EXTRACT PROVIDED:
This great increase of the quantity of work, which, in consequence of the division of labour, the same number of people are capable of performing, is owing to three different circumstances; first, to the increase of dexterity in every particular workman; secondly, to the saving of the time which is commonly lost in passing from one species of work to another; and lastly, to the invention of a great number of machines which facilitate and abridge labour, and enable one man to do the work of many.

First, the improvement of the dexterity of the workman necessarily increases the quantity of the work he can perform; and the division of labour, by reducing every man's business to some one simple operation, and by making this operation the sole employment of his life, necessarily increases very much the dexterity of the workman.

A common smith, who, though accustomed to handle the hammer, has never been used to make nails, if upon some particular occasion he is obliged to attempt it, will scarce, I am assured, be able to make above two or three hundred nails in a day, and those too very bad ones. A smith who has been accustomed to make nails, but whose sole or principal business has not been that of a nailer, can seldom with his utmost diligence make more than eight hundred or a thousand nails in a day. I have seen several boys under twenty years of age who had never exercised any other trade but that of making nails, and who, when they exerted themselves, could make, each of them, upwards of two thousand three hundred nails in a day. The making of a nail, however, is by no means one of the simplest operations. The same person blows the bellows, stirs or mends the fire as there is occasion, heats the iron, and forges every part of the nail: In forging the head too he is obliged to change his tools. The different operations into which the making of a pin, or of a metal button, is subdivided, are all of them much more simple, and the dexterity of the person, of whose life it has been the sole business to perform them, is usually much greater. The rapidity with which some of the operations of those manufactures are performed, exceeds what the human hand could, by those who had never seen them, be supposed capable of acquiring.

Secondly, the advantage which is gained by saving the time commonly lost in passing from one sort of work to another, is much greater than we should at first view be apt to imagine it. It is impossible to pass very quickly from one kind of work to another, that is carried on in a different place, and with quite different tools. A country weaver, who cultivates a small farm, must lose a good deal of time in passing from his loom to the field, and from the field to his loom. When the two trades can be carried on in the same workhouse, the loss of time is no doubt much less. It is even in this case, however, very considerable. A man commonly saunters a little in turning his hand from one sort of employment to another. When he first begins the new work he is seldom very keen and hearty; his mind, as they say, does not go to it, and for some time he rather trifles than applies to good purpose. The habit of sauntering and of indolent careless application, which is naturally, or rather necessarily acquired by every country workman who is obliged to change his work and his tools every half hour, and to apply his hand in twenty different ways almost every day of his life; renders him almost always slothful and lazy, and incapable of any vigorous application even on the most pressing occasions. Independent, therefore, of his deficiency in point of dexterity, this cause alone must always reduce considerably the quantity of work which he is capable of performing.

EXERCISES TO COMPLETE:
A – In the passage on the division of labor, how many nails a day could the boys who had never worked at any other trade each make when they exerted themselves?
B – Copy the passage on the division of labor between "This great increase" and "work of many.", inclusive, replacing "machines" with "devices".
The data that follows has nothing to do with the passage on the division of labor.

AVAILABLE DATA:
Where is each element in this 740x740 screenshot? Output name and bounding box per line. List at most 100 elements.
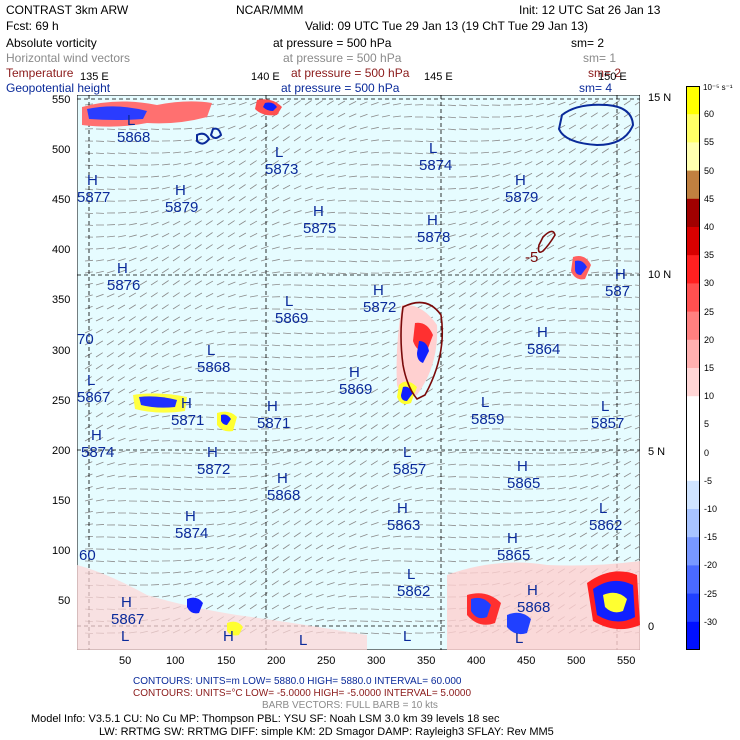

SOLVED TASKS:
A – Upwards of two thousand three hundred nails.

B –
This great increase of the quantity of work, which, in consequence of the division of labour, the same number of people are capable of performing, is owing to three different circumstances; first, to the increase of dexterity in every particular workman; secondly, to the saving of the time which is commonly lost in passing from one species of work to another; and lastly, to the invention of a great number of devices which facilitate and abridge labour, and enable one man to do the work of many.